Reproduce the entries below word for word, from the line containing "Detect and localize" through the line containing "Text: 1: 1 — [161, 88, 169, 101]", with both of those lines included. Omit the pictures from your copy.

▶ [Information shown]:
>>>
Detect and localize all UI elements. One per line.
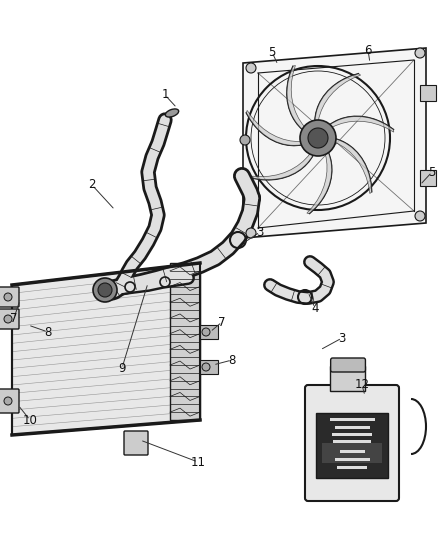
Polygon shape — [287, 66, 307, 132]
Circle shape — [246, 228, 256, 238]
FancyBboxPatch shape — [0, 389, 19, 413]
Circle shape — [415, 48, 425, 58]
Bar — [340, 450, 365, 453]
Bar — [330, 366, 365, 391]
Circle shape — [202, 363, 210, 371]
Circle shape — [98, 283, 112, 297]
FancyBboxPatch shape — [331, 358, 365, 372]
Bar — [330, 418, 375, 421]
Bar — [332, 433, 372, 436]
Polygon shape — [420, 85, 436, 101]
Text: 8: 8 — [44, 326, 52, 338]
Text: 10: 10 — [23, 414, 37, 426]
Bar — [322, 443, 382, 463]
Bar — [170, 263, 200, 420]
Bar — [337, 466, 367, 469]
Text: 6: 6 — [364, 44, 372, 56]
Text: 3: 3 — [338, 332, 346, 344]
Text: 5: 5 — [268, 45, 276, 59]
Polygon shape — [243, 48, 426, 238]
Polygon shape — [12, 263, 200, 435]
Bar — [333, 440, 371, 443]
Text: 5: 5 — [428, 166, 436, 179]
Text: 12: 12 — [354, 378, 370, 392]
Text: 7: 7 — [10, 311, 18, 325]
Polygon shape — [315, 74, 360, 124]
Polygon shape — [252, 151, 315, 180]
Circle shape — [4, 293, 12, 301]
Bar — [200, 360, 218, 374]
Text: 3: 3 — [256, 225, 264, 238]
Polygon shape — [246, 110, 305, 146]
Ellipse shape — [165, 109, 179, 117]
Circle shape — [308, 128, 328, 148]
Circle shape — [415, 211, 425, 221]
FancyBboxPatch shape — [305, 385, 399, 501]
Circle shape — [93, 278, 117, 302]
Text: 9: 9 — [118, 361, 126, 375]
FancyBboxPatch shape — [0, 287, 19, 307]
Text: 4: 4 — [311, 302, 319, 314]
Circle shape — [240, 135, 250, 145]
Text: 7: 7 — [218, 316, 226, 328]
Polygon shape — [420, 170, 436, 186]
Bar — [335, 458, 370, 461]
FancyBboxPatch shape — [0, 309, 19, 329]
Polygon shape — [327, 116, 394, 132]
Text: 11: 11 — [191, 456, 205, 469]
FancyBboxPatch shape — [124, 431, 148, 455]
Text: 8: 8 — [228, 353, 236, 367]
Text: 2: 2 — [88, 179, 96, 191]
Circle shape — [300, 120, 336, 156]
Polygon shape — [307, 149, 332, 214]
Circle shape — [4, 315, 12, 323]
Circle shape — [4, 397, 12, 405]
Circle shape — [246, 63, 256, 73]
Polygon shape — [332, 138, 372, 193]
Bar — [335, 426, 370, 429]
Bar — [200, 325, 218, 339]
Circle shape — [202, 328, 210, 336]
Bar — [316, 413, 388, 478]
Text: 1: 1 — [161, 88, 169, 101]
<<<
>>>
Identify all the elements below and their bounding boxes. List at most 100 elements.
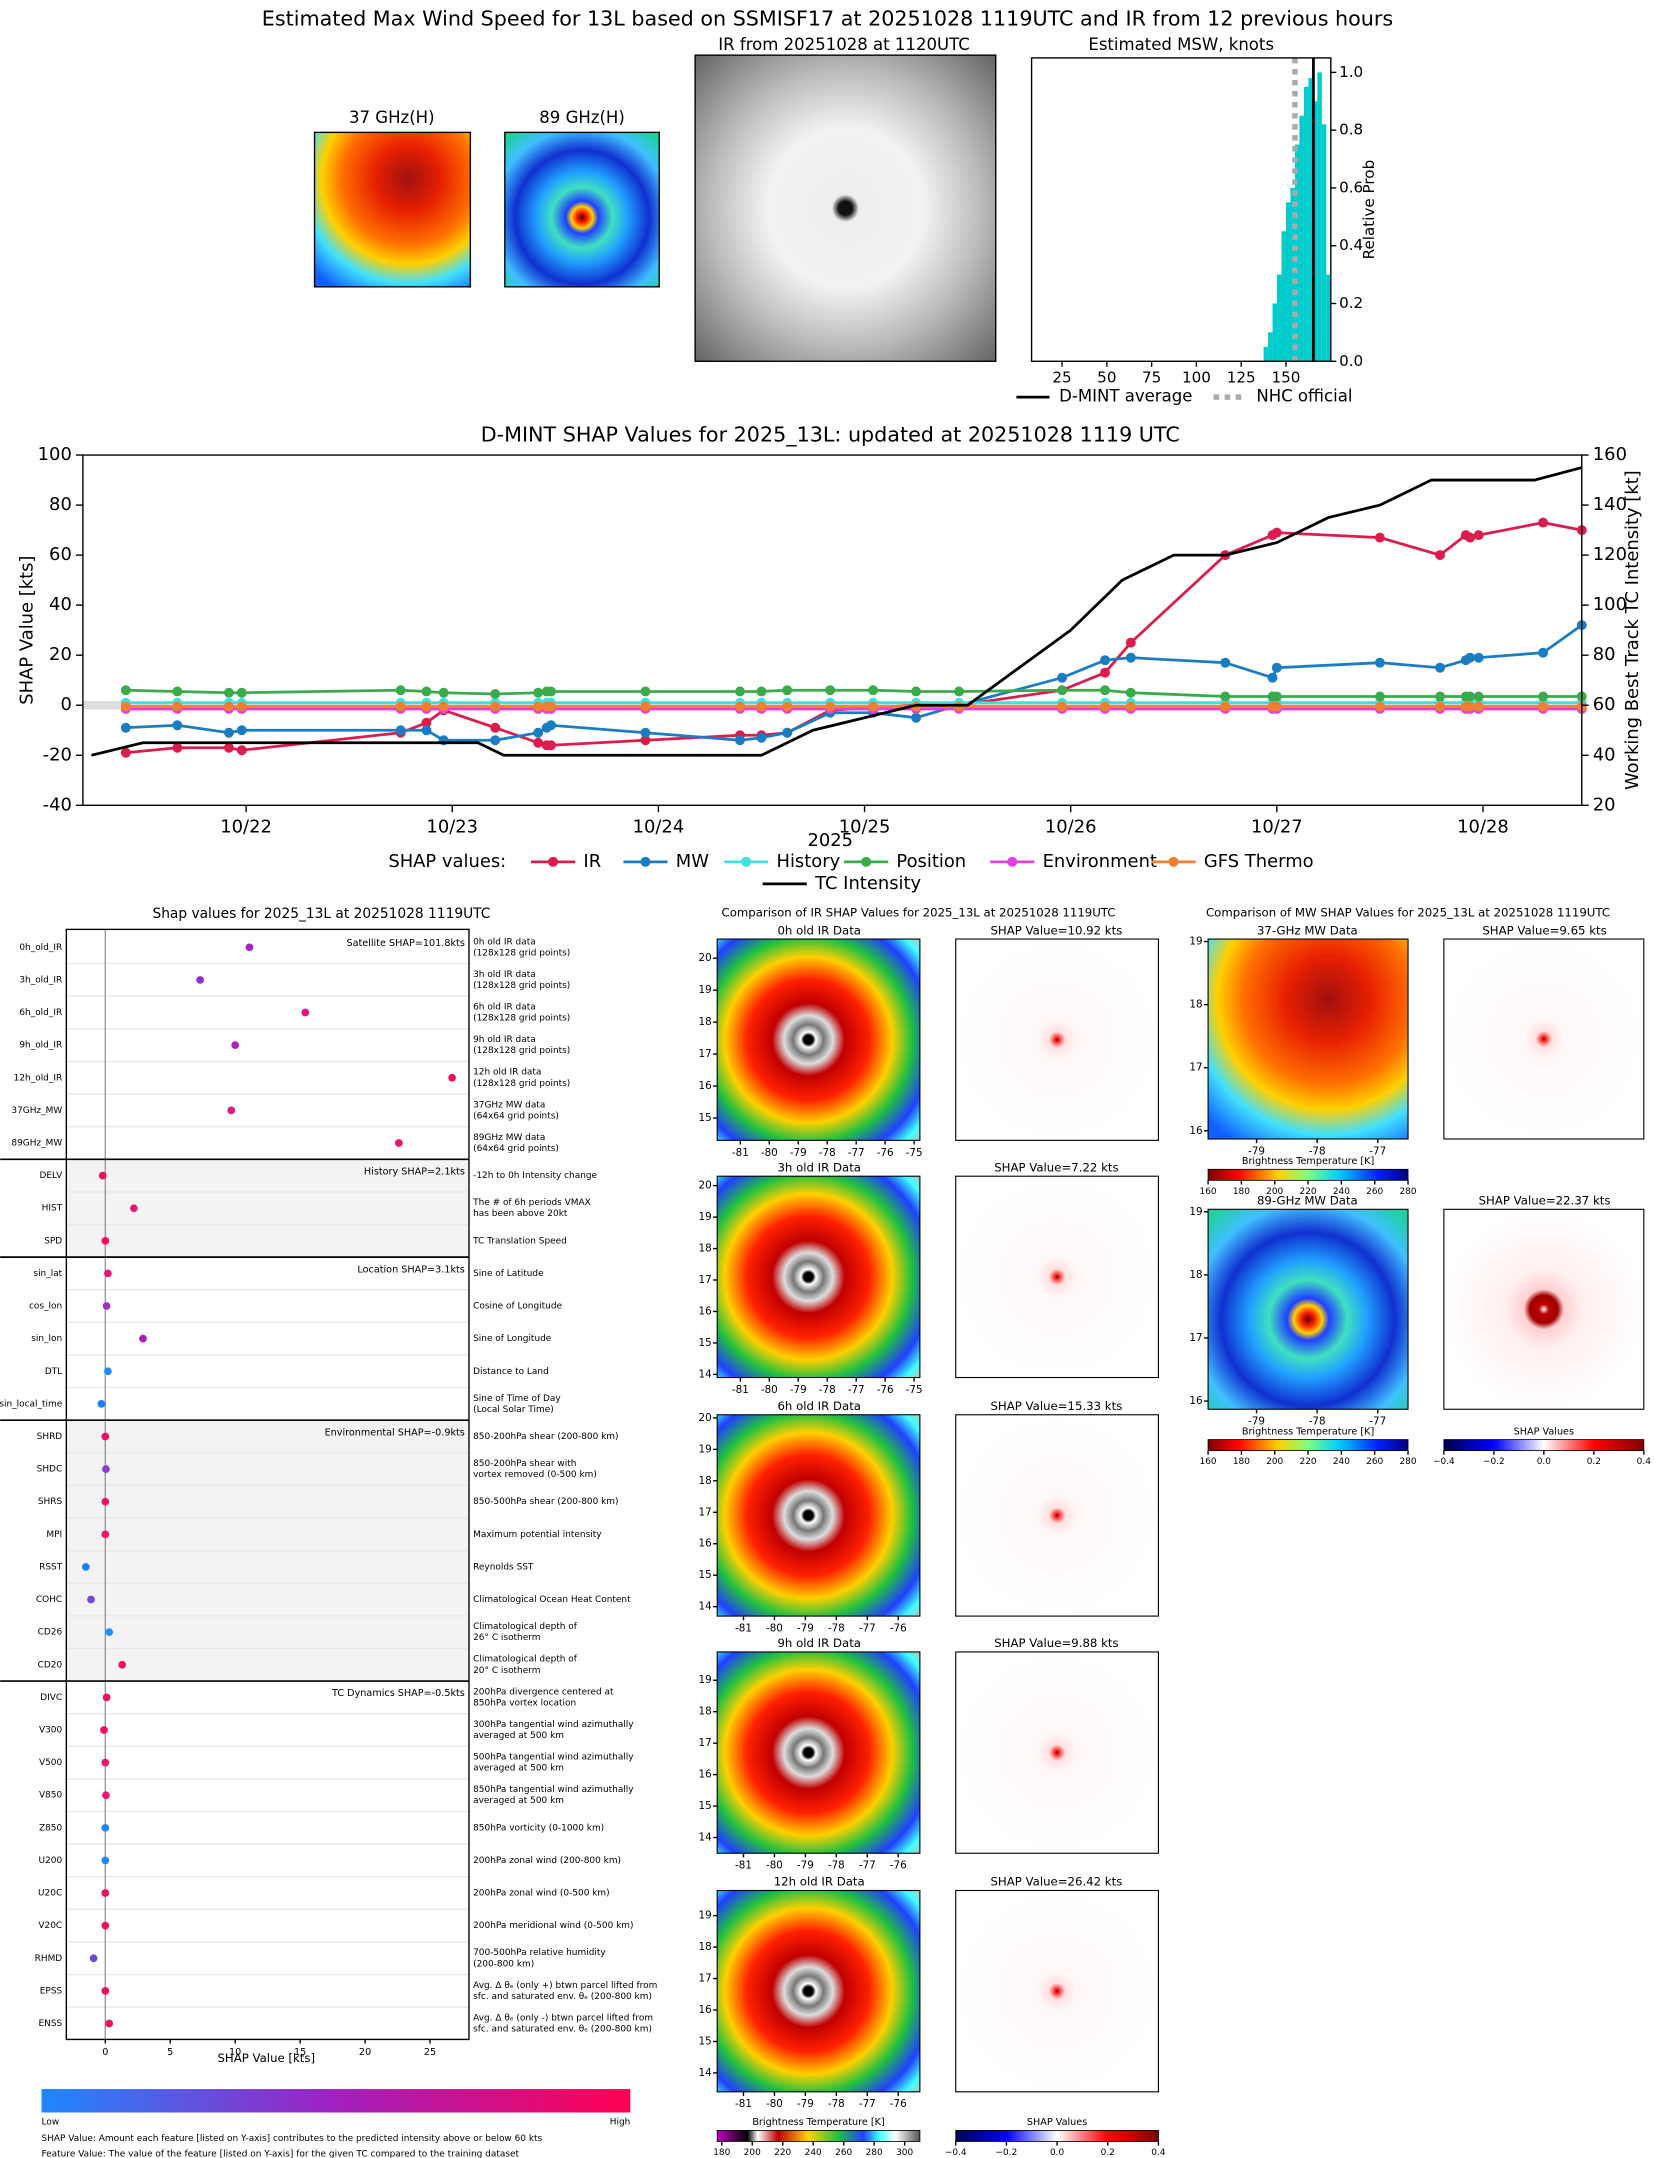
<<<
>>>
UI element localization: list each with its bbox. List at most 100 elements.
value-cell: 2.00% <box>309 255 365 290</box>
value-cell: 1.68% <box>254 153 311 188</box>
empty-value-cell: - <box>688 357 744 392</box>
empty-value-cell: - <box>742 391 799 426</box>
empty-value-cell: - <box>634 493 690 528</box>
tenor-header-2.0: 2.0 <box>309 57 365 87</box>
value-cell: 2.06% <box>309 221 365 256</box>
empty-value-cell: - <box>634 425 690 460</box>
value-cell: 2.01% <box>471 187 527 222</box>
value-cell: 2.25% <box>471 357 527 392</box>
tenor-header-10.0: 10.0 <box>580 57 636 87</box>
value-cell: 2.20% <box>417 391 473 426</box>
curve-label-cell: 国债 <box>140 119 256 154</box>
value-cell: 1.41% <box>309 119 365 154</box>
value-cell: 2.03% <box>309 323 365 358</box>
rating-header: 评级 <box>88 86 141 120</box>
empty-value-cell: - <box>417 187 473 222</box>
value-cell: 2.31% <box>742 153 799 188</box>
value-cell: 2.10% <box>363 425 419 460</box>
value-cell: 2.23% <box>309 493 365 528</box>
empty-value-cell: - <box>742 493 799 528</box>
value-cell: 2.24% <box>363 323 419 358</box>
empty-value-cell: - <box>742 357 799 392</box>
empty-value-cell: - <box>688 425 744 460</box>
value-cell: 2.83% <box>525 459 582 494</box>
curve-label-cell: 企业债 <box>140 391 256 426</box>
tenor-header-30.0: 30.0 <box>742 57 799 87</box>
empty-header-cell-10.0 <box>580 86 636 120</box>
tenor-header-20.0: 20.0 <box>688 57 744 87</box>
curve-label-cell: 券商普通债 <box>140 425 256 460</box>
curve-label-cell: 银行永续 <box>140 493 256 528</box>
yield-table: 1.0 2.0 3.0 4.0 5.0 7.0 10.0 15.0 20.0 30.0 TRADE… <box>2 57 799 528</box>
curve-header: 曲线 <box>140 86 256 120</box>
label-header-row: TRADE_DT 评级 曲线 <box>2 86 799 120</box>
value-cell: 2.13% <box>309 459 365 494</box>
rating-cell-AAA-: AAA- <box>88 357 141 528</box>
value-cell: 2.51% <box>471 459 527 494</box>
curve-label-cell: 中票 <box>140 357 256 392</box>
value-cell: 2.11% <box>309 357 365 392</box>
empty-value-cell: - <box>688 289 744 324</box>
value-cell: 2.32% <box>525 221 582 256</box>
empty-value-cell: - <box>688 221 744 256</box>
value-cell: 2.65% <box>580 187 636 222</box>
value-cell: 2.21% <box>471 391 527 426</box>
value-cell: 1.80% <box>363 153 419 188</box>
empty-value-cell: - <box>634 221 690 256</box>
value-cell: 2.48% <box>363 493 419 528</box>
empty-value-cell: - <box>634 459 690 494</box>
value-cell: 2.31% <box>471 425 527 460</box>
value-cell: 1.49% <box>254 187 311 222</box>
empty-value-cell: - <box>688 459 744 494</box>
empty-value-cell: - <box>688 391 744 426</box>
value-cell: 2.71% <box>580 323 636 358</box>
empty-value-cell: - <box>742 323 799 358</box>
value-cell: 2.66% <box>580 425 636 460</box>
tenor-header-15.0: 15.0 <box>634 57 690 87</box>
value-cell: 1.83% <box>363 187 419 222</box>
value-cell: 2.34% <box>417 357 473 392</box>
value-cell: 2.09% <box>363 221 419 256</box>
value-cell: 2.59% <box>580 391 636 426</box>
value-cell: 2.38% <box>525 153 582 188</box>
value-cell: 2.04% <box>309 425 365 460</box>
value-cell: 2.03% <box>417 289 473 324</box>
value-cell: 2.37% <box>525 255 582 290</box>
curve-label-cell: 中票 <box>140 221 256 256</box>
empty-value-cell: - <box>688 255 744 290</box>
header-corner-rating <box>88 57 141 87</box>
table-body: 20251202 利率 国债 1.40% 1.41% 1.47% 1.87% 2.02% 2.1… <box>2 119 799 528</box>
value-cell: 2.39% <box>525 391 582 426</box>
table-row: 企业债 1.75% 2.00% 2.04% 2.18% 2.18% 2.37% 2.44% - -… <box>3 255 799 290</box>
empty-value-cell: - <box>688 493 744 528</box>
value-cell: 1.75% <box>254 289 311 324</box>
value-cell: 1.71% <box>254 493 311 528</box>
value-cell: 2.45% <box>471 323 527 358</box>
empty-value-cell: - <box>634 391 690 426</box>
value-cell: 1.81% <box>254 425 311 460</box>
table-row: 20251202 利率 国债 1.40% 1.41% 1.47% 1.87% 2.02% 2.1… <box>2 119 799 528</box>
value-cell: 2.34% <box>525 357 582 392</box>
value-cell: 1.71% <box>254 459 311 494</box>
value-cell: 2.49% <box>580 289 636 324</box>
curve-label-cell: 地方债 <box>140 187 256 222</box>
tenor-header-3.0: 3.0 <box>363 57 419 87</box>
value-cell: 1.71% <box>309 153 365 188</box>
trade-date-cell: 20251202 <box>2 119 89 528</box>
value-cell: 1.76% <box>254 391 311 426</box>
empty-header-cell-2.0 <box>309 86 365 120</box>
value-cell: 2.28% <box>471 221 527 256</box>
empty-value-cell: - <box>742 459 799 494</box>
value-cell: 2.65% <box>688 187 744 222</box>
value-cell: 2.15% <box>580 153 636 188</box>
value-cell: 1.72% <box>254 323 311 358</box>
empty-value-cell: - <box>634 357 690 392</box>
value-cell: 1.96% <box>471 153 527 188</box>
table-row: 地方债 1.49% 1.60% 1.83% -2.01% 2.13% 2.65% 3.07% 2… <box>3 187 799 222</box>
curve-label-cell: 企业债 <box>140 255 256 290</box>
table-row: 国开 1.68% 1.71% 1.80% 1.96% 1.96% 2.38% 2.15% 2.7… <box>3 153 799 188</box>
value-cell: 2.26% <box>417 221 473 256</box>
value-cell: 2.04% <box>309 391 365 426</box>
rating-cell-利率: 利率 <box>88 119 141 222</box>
<<<
▶ [Written answer]:
Detect and localize all UI elements. One per line.
Polygon shape — [287, 66, 307, 132]
Circle shape — [246, 228, 256, 238]
FancyBboxPatch shape — [0, 389, 19, 413]
Circle shape — [415, 48, 425, 58]
Bar — [340, 450, 365, 453]
Bar — [330, 366, 365, 391]
Circle shape — [202, 363, 210, 371]
Circle shape — [98, 283, 112, 297]
FancyBboxPatch shape — [331, 358, 365, 372]
Bar — [330, 418, 375, 421]
Bar — [332, 433, 372, 436]
Polygon shape — [420, 85, 436, 101]
Text: 8: 8 — [44, 326, 52, 338]
Text: 10: 10 — [23, 414, 37, 426]
Bar — [322, 443, 382, 463]
Bar — [170, 263, 200, 420]
Bar — [337, 466, 367, 469]
Text: 6: 6 — [364, 44, 372, 56]
Text: 3: 3 — [338, 332, 346, 344]
Text: 5: 5 — [268, 45, 276, 59]
Polygon shape — [243, 48, 426, 238]
Polygon shape — [12, 263, 200, 435]
Bar — [333, 440, 371, 443]
Text: 5: 5 — [428, 166, 436, 179]
Text: 12: 12 — [354, 378, 370, 392]
Text: 7: 7 — [10, 311, 18, 325]
Polygon shape — [315, 74, 360, 124]
Polygon shape — [252, 151, 315, 180]
Circle shape — [4, 293, 12, 301]
Bar — [200, 360, 218, 374]
Text: 3: 3 — [256, 225, 264, 238]
Polygon shape — [246, 110, 305, 146]
Ellipse shape — [165, 109, 179, 117]
Circle shape — [308, 128, 328, 148]
Circle shape — [415, 211, 425, 221]
FancyBboxPatch shape — [305, 385, 399, 501]
Circle shape — [93, 278, 117, 302]
Text: 9: 9 — [118, 361, 126, 375]
FancyBboxPatch shape — [0, 287, 19, 307]
Text: 4: 4 — [311, 302, 319, 314]
Circle shape — [240, 135, 250, 145]
Text: 7: 7 — [218, 316, 226, 328]
Polygon shape — [420, 170, 436, 186]
Bar — [335, 458, 370, 461]
FancyBboxPatch shape — [0, 309, 19, 329]
Polygon shape — [327, 116, 394, 132]
Text: 11: 11 — [191, 456, 205, 469]
FancyBboxPatch shape — [124, 431, 148, 455]
Text: 8: 8 — [228, 353, 236, 367]
Text: 2: 2 — [88, 179, 96, 191]
Circle shape — [300, 120, 336, 156]
Polygon shape — [307, 149, 332, 214]
Circle shape — [4, 315, 12, 323]
Circle shape — [4, 397, 12, 405]
Circle shape — [246, 63, 256, 73]
Polygon shape — [332, 138, 372, 193]
Bar — [335, 426, 370, 429]
Bar — [200, 325, 218, 339]
Circle shape — [202, 328, 210, 336]
Bar — [316, 413, 388, 478]
Text: 1: 1 — [161, 88, 169, 101]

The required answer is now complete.